[Data excerpts]
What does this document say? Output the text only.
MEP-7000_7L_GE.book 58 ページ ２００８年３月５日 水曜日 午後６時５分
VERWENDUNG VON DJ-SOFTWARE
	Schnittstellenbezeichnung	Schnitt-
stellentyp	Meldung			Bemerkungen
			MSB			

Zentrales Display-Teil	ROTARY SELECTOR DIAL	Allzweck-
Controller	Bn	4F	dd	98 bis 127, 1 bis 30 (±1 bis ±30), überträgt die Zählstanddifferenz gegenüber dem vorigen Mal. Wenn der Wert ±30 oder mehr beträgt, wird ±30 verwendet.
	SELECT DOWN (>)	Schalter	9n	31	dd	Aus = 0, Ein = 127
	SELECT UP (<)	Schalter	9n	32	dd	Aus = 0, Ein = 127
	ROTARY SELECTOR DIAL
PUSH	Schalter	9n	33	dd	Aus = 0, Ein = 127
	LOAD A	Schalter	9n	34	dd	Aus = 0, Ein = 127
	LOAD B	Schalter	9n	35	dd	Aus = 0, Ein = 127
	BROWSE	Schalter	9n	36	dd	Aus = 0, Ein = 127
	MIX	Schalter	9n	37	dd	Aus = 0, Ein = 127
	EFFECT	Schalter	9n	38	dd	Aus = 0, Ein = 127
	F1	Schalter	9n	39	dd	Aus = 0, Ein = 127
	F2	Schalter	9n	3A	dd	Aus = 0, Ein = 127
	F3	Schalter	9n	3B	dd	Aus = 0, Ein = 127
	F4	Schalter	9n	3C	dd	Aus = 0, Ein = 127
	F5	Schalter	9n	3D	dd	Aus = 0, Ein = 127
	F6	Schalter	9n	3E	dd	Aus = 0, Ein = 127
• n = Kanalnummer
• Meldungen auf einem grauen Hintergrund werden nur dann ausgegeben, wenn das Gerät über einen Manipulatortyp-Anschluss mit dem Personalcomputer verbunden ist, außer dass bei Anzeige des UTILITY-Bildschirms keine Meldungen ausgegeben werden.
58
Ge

Do this:
Find the lines above holding the word "ROTARY" and show them.

Task response:
Zentrales Display-Teil	ROTARY SELECTOR DIAL	Allzweck-
	ROTARY SELECTOR DIAL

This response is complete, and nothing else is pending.